### SUPPLIED MATERIAL:
------------------------

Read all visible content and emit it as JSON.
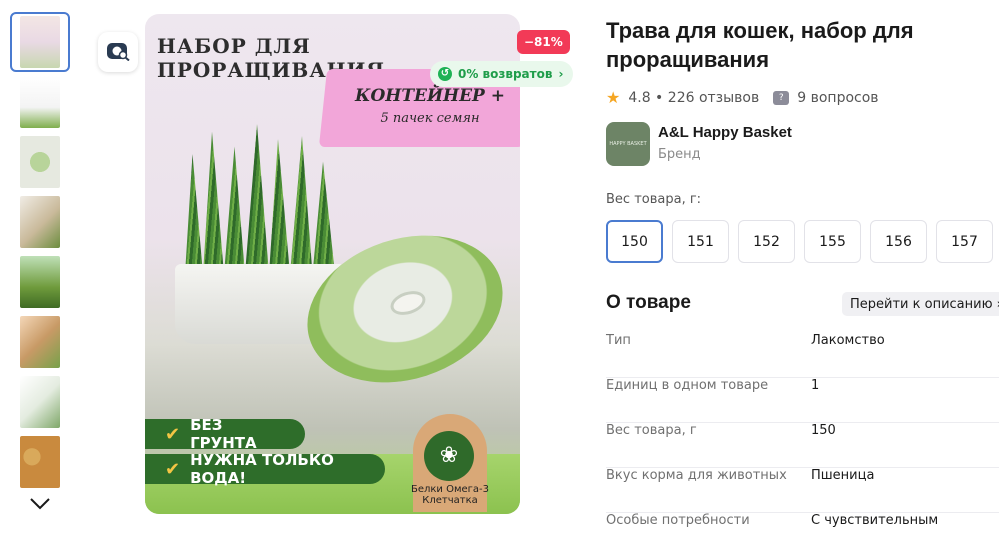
{
  "thumbnails": [
    "thumb-1",
    "thumb-2",
    "thumb-3",
    "thumb-4",
    "thumb-5",
    "thumb-6",
    "thumb-7",
    "thumb-8"
  ],
  "main_image": {
    "header": "НАБОР ДЛЯ ПРОРАЩИВАНИЯ",
    "ribbon_line1": "КОНТЕЙНЕР +",
    "ribbon_line2": "5 пачек семян",
    "badge1": "БЕЗ ГРУНТА",
    "badge2": "НУЖНА ТОЛЬКО ВОДА!",
    "eco_text": "Белки Омега-3 Клетчатка",
    "discount": "−81%",
    "returns": "0% возвратов"
  },
  "product": {
    "title": "Трава для кошек, набор для проращивания",
    "rating": "4.8",
    "reviews": "226 отзывов",
    "questions": "9 вопросов"
  },
  "brand": {
    "logo_text": "HAPPY BASKET",
    "name": "A&L Happy Basket",
    "subtitle": "Бренд"
  },
  "weight": {
    "label": "Вес товара, г:",
    "options": [
      "150",
      "151",
      "152",
      "155",
      "156",
      "157"
    ],
    "selected": "150"
  },
  "about": {
    "title": "О товаре",
    "go_to_description": "Перейти к описанию",
    "specs": [
      {
        "key": "Тип",
        "value": "Лакомство"
      },
      {
        "key": "Единиц в одном товаре",
        "value": "1"
      },
      {
        "key": "Вес товара, г",
        "value": "150"
      },
      {
        "key": "Вкус корма для животных",
        "value": "Пшеница"
      },
      {
        "key": "Особые потребности",
        "value": "С чувствительным"
      }
    ]
  },
  "colors": {
    "accent": "#4a7bd0",
    "discount": "#f23a57",
    "returns": "#1f9d4a",
    "star": "#f5a623"
  }
}
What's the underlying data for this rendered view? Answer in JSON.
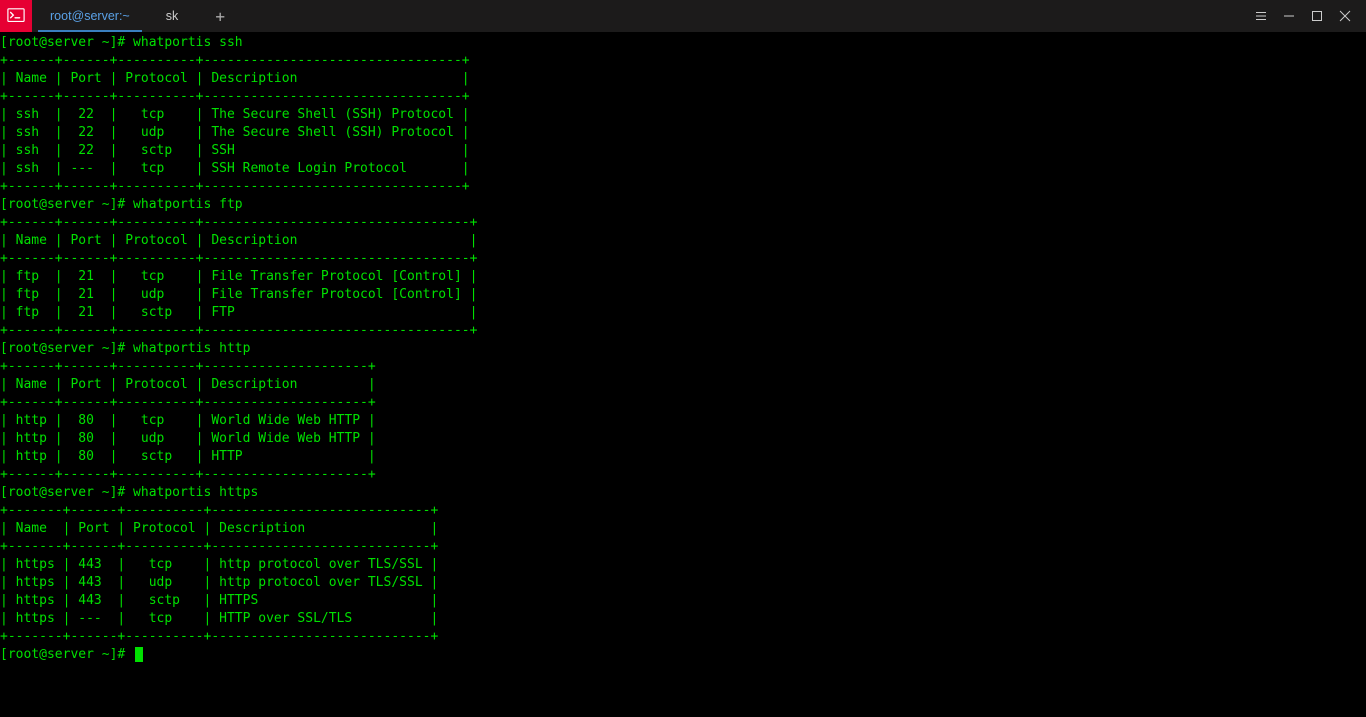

------------------------

### AIM:
Copy each line of the listing that includes "value".

### ANSWER TO THIS TASK:
        "value": "Лакомство"
        "value": "1"
        "value": "150"
        "value": "Пшеница"
        "value": "С чувствительным"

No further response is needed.